Review the listing and copy each line that holds the word "this".

** BEGIN DATASET CONTENT **

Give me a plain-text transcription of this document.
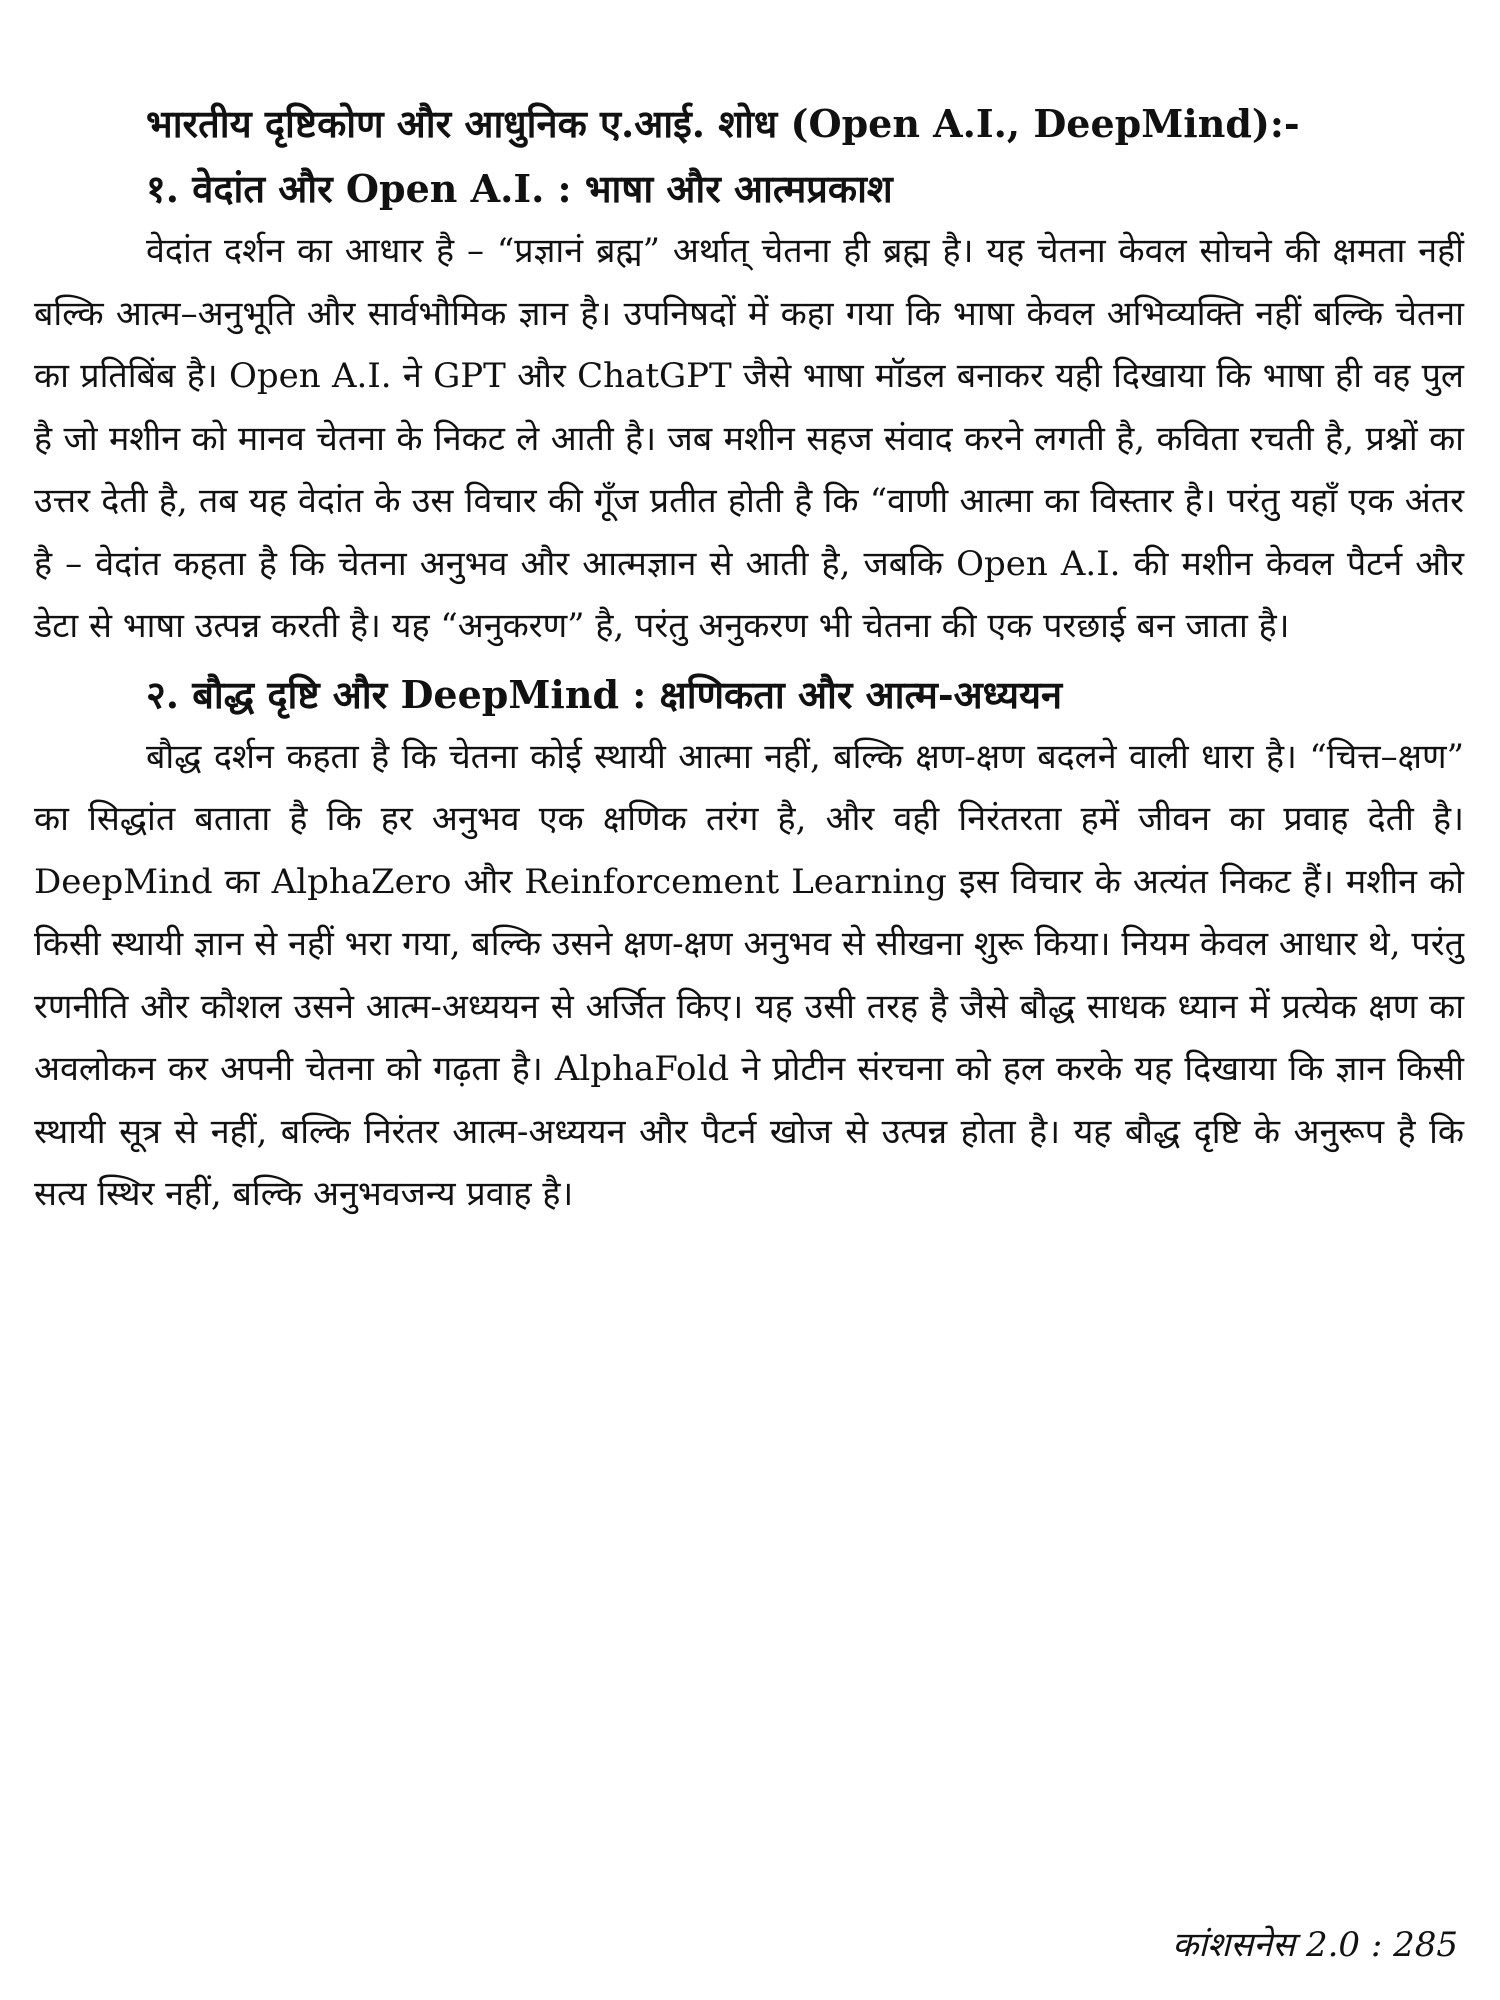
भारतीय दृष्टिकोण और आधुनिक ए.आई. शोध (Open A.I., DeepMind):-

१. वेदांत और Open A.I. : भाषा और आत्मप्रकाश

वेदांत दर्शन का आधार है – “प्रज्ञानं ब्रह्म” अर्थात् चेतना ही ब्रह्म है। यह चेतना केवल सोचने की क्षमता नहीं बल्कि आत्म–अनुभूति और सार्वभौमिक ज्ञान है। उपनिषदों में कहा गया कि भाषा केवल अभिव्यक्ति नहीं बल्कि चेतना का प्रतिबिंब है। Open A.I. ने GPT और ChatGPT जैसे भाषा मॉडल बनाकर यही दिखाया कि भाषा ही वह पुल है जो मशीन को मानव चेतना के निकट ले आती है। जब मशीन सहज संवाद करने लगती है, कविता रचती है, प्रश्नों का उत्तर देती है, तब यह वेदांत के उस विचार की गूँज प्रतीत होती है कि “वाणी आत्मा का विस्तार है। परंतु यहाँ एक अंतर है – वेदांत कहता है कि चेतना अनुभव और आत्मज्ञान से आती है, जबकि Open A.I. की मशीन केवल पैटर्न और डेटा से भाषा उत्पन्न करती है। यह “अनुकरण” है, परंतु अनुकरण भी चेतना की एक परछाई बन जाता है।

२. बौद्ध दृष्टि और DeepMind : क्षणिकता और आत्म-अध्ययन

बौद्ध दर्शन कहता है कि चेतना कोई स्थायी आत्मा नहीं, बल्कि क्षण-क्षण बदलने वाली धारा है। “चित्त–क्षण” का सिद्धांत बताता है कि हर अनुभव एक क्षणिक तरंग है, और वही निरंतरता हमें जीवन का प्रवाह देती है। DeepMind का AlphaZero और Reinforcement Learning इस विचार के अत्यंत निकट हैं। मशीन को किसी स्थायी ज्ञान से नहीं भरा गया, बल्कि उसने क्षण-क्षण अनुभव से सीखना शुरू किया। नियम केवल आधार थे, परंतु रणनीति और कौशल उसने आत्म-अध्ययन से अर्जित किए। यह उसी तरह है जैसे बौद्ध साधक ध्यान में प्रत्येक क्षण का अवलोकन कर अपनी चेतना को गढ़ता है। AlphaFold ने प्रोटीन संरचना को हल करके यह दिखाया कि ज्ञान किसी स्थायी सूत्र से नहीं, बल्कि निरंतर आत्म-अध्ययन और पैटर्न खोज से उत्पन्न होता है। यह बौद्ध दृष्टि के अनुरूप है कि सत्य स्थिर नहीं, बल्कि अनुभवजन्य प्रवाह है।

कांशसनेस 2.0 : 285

** END DATASET CONTENT **
** BEGIN DATASET CONTENT **

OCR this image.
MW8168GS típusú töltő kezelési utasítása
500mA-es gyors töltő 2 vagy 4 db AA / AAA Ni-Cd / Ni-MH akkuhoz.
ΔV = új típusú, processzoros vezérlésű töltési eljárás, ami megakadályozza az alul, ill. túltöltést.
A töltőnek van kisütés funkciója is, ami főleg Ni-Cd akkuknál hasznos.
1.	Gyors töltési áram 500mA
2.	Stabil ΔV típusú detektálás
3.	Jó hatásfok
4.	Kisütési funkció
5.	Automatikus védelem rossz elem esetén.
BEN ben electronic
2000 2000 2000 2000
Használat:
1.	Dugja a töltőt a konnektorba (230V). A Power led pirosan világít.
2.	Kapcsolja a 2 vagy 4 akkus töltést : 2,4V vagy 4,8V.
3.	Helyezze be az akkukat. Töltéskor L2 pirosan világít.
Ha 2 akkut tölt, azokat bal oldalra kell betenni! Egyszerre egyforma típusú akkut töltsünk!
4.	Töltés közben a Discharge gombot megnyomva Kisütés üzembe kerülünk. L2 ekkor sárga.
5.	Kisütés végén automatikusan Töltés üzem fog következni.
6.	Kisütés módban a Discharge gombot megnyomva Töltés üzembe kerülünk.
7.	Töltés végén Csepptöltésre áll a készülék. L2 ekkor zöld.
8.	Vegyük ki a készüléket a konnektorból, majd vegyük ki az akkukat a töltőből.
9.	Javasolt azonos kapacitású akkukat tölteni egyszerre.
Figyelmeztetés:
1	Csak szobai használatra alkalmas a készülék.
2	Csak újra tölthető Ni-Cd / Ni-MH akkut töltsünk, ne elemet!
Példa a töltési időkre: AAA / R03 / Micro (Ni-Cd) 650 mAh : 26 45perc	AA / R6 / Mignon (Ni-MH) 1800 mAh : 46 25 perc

** END DATASET CONTENT **

■ REPLY:
Give me a plain-text transcription of this document.
OCR this image.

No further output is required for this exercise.